GIVEN REQUEST: Find and return each line containing "зазначити".

(Collected data)
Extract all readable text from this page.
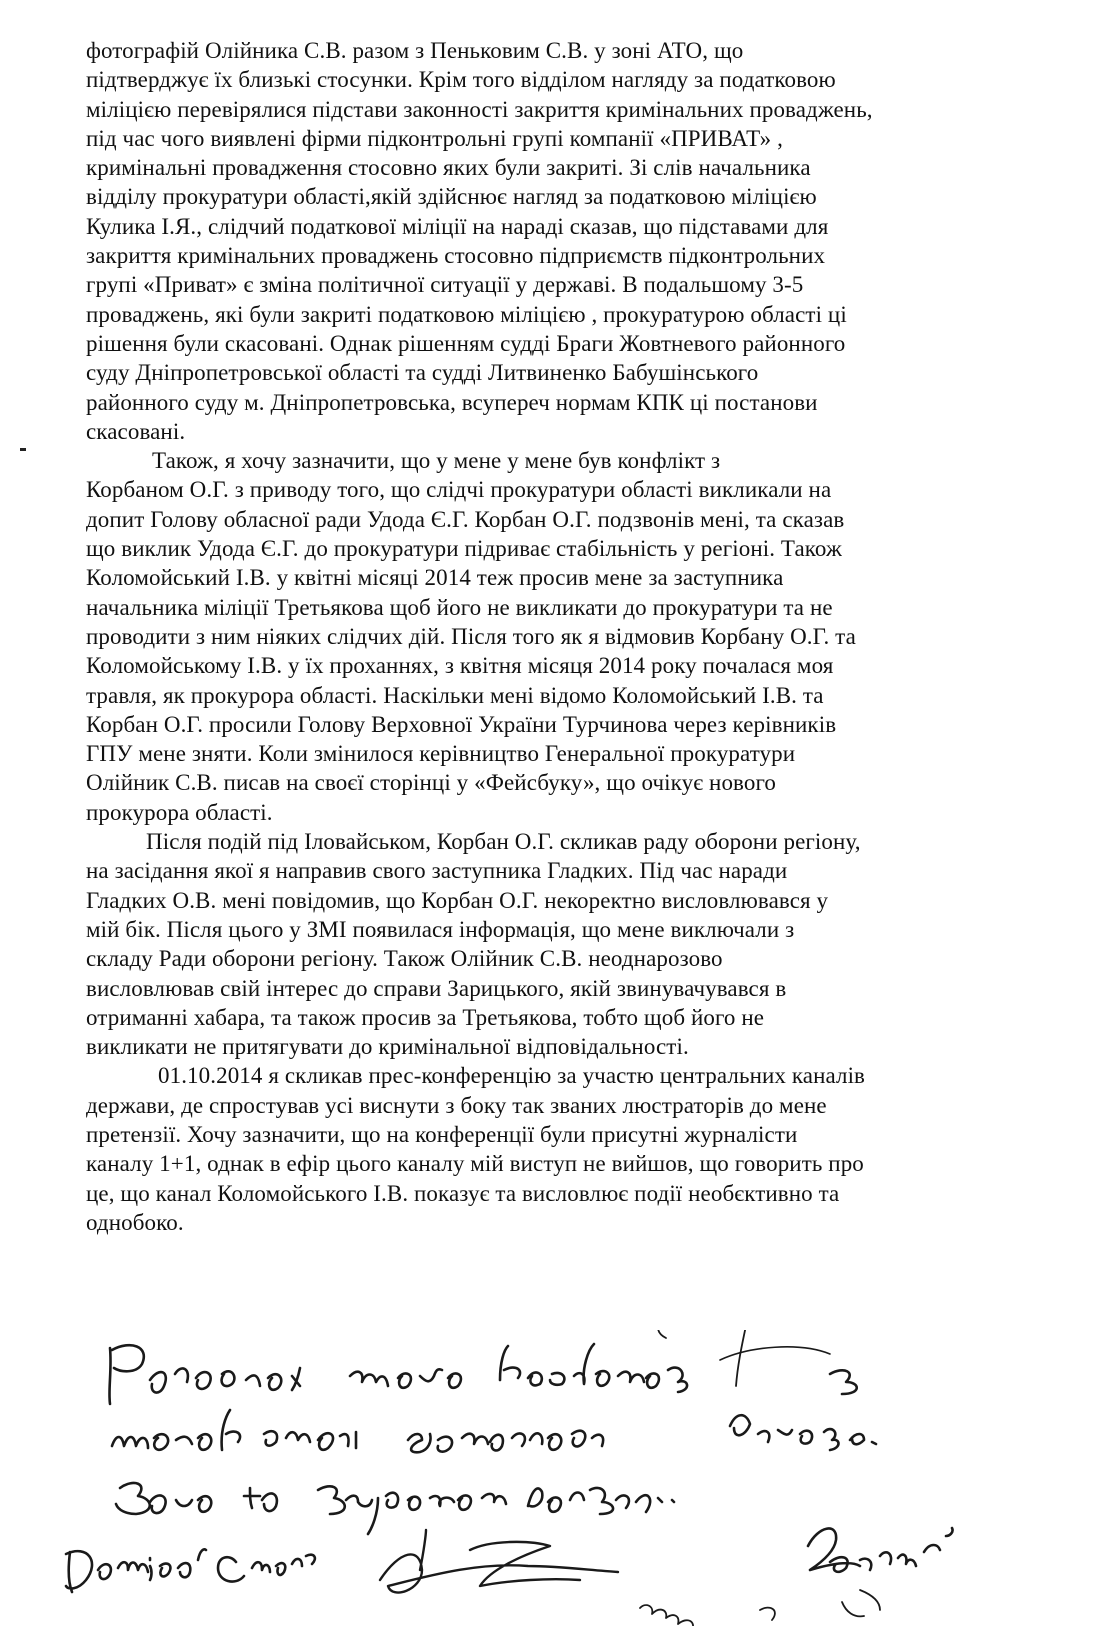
фотографій Олійника С.В. разом з Пеньковим С.В. у зоні АТО, що
підтверджує їх близькі стосунки. Крім того відділом нагляду за податковою
міліцією перевірялися підстави законності закриття кримінальних проваджень,
під час чого виявлені фірми підконтрольні групі компанії «ПРИВАТ» ,
кримінальні провадження стосовно яких були закриті. Зі слів начальника
відділу прокуратури області,якій здійснює нагляд за податковою міліцією
Кулика І.Я., слідчий податкової міліції на нараді сказав, що підставами для
закриття кримінальних проваджень стосовно підприємств підконтрольних
групі «Приват» є зміна політичної ситуації у державі. В подальшому 3-5
проваджень, які були закриті податковою міліцією , прокуратурою області ці
рішення були скасовані. Однак рішенням судді Браги Жовтневого районного
суду Дніпропетровської області та судді Литвиненко Бабушінського
районного суду м. Дніпропетровська, всупереч нормам КПК ці постанови
скасовані.

Також, я хочу зазначити, що у мене у мене був конфлікт з
Корбаном О.Г. з приводу того, що слідчі прокуратури області викликали на
допит Голову обласної ради Удода Є.Г. Корбан О.Г. подзвонів мені, та сказав
що виклик Удода Є.Г. до прокуратури підриває стабільність у регіоні. Також
Коломойський І.В. у квітні місяці 2014 теж просив мене за заступника
начальника міліції Третьякова щоб його не викликати до прокуратури та не
проводити з ним ніяких слідчих дій. Після того як я відмовив Корбану О.Г. та
Коломойському І.В. у їх проханнях, з квітня місяця 2014 року почалася моя
травля, як прокурора області. Наскільки мені відомо Коломойський І.В. та
Корбан О.Г. просили Голову Верховної України Турчинова через керівників
ГПУ мене зняти. Коли змінилося керівництво Генеральної прокуратури
Олійник С.В. писав на своєї сторінці у «Фейсбуку», що очікує нового
прокурора області.

Після подій під Іловайськом, Корбан О.Г. скликав раду оборони регіону,
на засідання якої я направив свого заступника Гладких. Під час наради
Гладких О.В. мені повідомив, що Корбан О.Г. некоректно висловлювався у
мій бік. Після цього у ЗМІ появилася інформація, що мене виключали з
складу Ради оборони регіону. Також Олійник С.В. неоднарозово
висловлював свій інтерес до справи Зарицького, якій звинувачувався в
отриманні хабара, та також просив за Третьякова, тобто щоб його не
викликати не притягувати до кримінальної відповідальності.

01.10.2014 я скликав прес-конференцію за участю центральних каналів
держави, де спростував усі виснути з боку так званих люстраторів до мене
претензії. Хочу зазначити, що на конференції були присутні журналісти
каналу 1+1, однак в ефір цього каналу мій виступ не вийшов, що говорить про
це, що канал Коломойського І.В. показує та висловлює події необєктивно та
однобоко.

FULL OUTPUT:
Також, я хочу зазначити, що у мене у мене був конфлікт з
претензії. Хочу зазначити, що на конференції були присутні журналісти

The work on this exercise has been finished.